## Exercise description
Extract each line bearing the word "怪物讨伐".

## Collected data
## BEGIN

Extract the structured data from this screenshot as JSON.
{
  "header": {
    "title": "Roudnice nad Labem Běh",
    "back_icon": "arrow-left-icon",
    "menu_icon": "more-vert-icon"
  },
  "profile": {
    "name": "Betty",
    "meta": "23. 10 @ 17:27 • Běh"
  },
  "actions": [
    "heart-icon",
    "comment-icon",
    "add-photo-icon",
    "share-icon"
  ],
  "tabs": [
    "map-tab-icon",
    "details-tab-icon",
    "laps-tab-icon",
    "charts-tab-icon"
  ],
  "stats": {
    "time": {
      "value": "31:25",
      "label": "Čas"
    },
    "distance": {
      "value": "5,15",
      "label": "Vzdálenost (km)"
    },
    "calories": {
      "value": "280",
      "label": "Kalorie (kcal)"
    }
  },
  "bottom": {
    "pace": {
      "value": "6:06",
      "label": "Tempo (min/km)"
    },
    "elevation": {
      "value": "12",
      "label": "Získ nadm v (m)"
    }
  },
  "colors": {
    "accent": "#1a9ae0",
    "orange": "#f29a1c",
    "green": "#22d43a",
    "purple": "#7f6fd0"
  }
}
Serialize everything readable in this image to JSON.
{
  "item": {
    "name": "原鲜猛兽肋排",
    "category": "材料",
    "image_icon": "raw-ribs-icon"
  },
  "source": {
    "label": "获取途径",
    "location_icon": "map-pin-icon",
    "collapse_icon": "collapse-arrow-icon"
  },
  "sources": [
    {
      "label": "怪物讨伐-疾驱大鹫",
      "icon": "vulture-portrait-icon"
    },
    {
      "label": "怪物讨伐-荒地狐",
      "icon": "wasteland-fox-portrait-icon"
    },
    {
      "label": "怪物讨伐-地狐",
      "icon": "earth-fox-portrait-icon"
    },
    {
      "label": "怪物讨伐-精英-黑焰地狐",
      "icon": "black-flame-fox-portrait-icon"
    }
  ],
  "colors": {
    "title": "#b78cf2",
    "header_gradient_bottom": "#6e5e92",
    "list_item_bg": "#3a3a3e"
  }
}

## END

## Answer for this exercise
      "label": "怪物讨伐-疾驱大鹫",
      "label": "怪物讨伐-荒地狐",
      "label": "怪物讨伐-地狐",
      "label": "怪物讨伐-精英-黑焰地狐",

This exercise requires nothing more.